■ **Article**
□ □ □ □

Published: 1-03-2010, 09:05

Commercialism



Over the past century Americans have turned Christmas into a very expensive holiday. Richard Feinberg, professor of consumer sciences and retailing at Purdue University, estimated that Christmas-related expenses would cost Americans $800 billion in the year 2002. In fact, these Christmas purchases account for just under twenty percent of all retail goods sold in the United States each year and up to fifty percent of retailers’yearly profits.
Americans spend time as well as money on maintaining their Christmas shopping habits. According to one survey, 97 percent of Americans buy Christmas presents. Nevertheless, only 28 percent of those who bought presents said that they enjoyed Christmas shopping very much. In spite of widespread ambivalence about the task, the average American household buys and wraps thirty Christmas GIFTS each year. About 62 percent of all American women begin this time-consuming enterprise before Thanksgiving. Men outnumber women in the ranks of those who dislike Christmas shopping, so it is not surprising that they are much more likely to dawdle over this task.

□ □ □ □

(Region and label listings)
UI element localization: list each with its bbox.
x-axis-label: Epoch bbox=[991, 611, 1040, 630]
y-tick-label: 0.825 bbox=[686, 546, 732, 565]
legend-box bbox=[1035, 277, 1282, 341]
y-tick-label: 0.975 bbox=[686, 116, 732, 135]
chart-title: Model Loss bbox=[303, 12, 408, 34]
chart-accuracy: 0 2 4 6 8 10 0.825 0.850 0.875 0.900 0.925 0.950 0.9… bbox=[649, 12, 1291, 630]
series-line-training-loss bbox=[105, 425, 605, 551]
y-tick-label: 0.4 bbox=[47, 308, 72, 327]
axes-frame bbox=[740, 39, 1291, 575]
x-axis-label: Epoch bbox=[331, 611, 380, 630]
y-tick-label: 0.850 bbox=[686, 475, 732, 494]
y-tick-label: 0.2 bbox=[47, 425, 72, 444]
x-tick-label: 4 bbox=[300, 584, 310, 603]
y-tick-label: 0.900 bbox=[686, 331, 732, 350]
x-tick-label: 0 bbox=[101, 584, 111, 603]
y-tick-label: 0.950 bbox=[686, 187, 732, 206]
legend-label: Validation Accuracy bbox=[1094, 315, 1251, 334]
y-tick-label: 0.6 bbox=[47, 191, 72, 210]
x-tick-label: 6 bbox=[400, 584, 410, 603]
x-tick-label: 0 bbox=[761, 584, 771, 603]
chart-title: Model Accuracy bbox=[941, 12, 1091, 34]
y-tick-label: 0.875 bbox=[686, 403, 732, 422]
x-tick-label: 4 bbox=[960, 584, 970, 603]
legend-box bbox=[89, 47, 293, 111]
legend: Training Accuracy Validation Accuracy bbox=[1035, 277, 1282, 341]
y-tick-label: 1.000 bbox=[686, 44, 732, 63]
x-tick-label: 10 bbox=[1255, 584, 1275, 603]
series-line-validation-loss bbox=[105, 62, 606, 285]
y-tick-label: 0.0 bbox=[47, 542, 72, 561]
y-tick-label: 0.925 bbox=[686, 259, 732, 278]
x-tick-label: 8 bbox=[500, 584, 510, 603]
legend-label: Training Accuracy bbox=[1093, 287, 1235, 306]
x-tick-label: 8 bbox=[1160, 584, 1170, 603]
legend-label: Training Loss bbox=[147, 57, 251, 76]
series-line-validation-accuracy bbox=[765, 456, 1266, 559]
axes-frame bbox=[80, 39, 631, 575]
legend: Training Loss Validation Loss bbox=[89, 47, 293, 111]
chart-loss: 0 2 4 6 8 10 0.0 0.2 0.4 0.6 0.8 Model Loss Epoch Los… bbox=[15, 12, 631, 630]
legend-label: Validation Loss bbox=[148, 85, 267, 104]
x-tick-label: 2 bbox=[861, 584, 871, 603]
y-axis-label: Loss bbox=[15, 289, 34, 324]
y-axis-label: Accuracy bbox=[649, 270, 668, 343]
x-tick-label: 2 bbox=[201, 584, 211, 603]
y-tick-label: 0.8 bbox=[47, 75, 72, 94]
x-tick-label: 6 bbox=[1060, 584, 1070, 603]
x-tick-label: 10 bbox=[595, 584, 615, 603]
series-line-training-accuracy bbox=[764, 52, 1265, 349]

□ □ □ □

■ **Problem details**
According to the article on Christmas commercialism, why is it unsurprising that men are much more likely than women to dawdle over Christmas shopping? Answer in one to three sentences.

■ **Solution to this exercise**
Men outnumber women among the people who dislike Christmas shopping. Because more of them dislike the task, the article finds it unsurprising that they are much more likely to put it off.